**Given request:** Below is a listing; copy all of it exactly.

[Excerpts from a figure dataset]

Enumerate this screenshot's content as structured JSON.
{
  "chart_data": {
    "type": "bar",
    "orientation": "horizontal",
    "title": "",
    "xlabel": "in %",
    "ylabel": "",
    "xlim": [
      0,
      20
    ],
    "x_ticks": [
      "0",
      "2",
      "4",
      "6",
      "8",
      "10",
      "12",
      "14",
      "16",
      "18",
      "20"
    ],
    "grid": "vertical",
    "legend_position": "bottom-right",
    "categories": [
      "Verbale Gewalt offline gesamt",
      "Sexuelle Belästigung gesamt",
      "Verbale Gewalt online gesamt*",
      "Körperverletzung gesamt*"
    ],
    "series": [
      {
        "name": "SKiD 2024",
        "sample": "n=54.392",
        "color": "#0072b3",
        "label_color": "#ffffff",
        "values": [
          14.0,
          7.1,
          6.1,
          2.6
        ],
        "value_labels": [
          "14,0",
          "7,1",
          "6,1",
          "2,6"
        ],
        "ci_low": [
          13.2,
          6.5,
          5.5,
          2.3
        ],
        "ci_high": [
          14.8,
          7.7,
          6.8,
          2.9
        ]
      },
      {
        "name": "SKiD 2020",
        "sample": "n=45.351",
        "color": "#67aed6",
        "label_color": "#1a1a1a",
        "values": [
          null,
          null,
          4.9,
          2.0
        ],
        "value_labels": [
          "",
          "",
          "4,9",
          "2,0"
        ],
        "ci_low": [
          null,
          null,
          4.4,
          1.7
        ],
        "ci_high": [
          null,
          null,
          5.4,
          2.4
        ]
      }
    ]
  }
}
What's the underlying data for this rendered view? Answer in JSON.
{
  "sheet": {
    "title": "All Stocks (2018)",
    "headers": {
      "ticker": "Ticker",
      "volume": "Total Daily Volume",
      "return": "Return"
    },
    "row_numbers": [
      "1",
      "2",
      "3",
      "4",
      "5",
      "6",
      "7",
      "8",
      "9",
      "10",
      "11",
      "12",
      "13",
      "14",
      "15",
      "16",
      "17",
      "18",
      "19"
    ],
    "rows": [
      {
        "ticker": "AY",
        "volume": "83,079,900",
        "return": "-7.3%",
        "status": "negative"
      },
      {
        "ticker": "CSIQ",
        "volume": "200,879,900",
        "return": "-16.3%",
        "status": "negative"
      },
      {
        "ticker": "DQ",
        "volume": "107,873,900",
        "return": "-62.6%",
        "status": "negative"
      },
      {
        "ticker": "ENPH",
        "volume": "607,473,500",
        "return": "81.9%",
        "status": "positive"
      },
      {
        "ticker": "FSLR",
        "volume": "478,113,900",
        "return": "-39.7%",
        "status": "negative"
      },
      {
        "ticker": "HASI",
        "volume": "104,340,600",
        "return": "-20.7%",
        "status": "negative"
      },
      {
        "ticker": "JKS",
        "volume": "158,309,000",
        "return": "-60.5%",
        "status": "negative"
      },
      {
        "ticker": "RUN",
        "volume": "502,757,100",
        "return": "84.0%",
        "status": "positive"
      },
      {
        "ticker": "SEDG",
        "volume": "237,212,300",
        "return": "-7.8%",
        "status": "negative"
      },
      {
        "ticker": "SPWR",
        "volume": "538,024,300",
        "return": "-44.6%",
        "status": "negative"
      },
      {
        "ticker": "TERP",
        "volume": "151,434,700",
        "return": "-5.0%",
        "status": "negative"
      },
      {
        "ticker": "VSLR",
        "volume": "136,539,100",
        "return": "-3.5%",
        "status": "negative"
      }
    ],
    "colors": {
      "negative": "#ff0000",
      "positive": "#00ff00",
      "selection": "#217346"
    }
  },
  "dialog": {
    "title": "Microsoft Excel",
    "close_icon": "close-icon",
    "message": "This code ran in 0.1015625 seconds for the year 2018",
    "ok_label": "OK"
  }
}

**Exercise solution:**
Enumerate this screenshot's content as structured JSON.
{
  "chart_data": {
    "type": "bar",
    "orientation": "horizontal",
    "title": "",
    "xlabel": "in %",
    "ylabel": "",
    "xlim": [
      0,
      20
    ],
    "x_ticks": [
      "0",
      "2",
      "4",
      "6",
      "8",
      "10",
      "12",
      "14",
      "16",
      "18",
      "20"
    ],
    "grid": "vertical",
    "legend_position": "bottom-right",
    "categories": [
      "Verbale Gewalt offline gesamt",
      "Sexuelle Belästigung gesamt",
      "Verbale Gewalt online gesamt*",
      "Körperverletzung gesamt*"
    ],
    "series": [
      {
        "name": "SKiD 2024",
        "sample": "n=54.392",
        "color": "#0072b3",
        "label_color": "#ffffff",
        "values": [
          14.0,
          7.1,
          6.1,
          2.6
        ],
        "value_labels": [
          "14,0",
          "7,1",
          "6,1",
          "2,6"
        ],
        "ci_low": [
          13.2,
          6.5,
          5.5,
          2.3
        ],
        "ci_high": [
          14.8,
          7.7,
          6.8,
          2.9
        ]
      },
      {
        "name": "SKiD 2020",
        "sample": "n=45.351",
        "color": "#67aed6",
        "label_color": "#1a1a1a",
        "values": [
          null,
          null,
          4.9,
          2.0
        ],
        "value_labels": [
          "",
          "",
          "4,9",
          "2,0"
        ],
        "ci_low": [
          null,
          null,
          4.4,
          1.7
        ],
        "ci_high": [
          null,
          null,
          5.4,
          2.4
        ]
      }
    ]
  }
}
What's the underlying data for this rendered view? Answer in JSON.
{
  "sheet": {
    "title": "All Stocks (2018)",
    "headers": {
      "ticker": "Ticker",
      "volume": "Total Daily Volume",
      "return": "Return"
    },
    "row_numbers": [
      "1",
      "2",
      "3",
      "4",
      "5",
      "6",
      "7",
      "8",
      "9",
      "10",
      "11",
      "12",
      "13",
      "14",
      "15",
      "16",
      "17",
      "18",
      "19"
    ],
    "rows": [
      {
        "ticker": "AY",
        "volume": "83,079,900",
        "return": "-7.3%",
        "status": "negative"
      },
      {
        "ticker": "CSIQ",
        "volume": "200,879,900",
        "return": "-16.3%",
        "status": "negative"
      },
      {
        "ticker": "DQ",
        "volume": "107,873,900",
        "return": "-62.6%",
        "status": "negative"
      },
      {
        "ticker": "ENPH",
        "volume": "607,473,500",
        "return": "81.9%",
        "status": "positive"
      },
      {
        "ticker": "FSLR",
        "volume": "478,113,900",
        "return": "-39.7%",
        "status": "negative"
      },
      {
        "ticker": "HASI",
        "volume": "104,340,600",
        "return": "-20.7%",
        "status": "negative"
      },
      {
        "ticker": "JKS",
        "volume": "158,309,000",
        "return": "-60.5%",
        "status": "negative"
      },
      {
        "ticker": "RUN",
        "volume": "502,757,100",
        "return": "84.0%",
        "status": "positive"
      },
      {
        "ticker": "SEDG",
        "volume": "237,212,300",
        "return": "-7.8%",
        "status": "negative"
      },
      {
        "ticker": "SPWR",
        "volume": "538,024,300",
        "return": "-44.6%",
        "status": "negative"
      },
      {
        "ticker": "TERP",
        "volume": "151,434,700",
        "return": "-5.0%",
        "status": "negative"
      },
      {
        "ticker": "VSLR",
        "volume": "136,539,100",
        "return": "-3.5%",
        "status": "negative"
      }
    ],
    "colors": {
      "negative": "#ff0000",
      "positive": "#00ff00",
      "selection": "#217346"
    }
  },
  "dialog": {
    "title": "Microsoft Excel",
    "close_icon": "close-icon",
    "message": "This code ran in 0.1015625 seconds for the year 2018",
    "ok_label": "OK"
  }
}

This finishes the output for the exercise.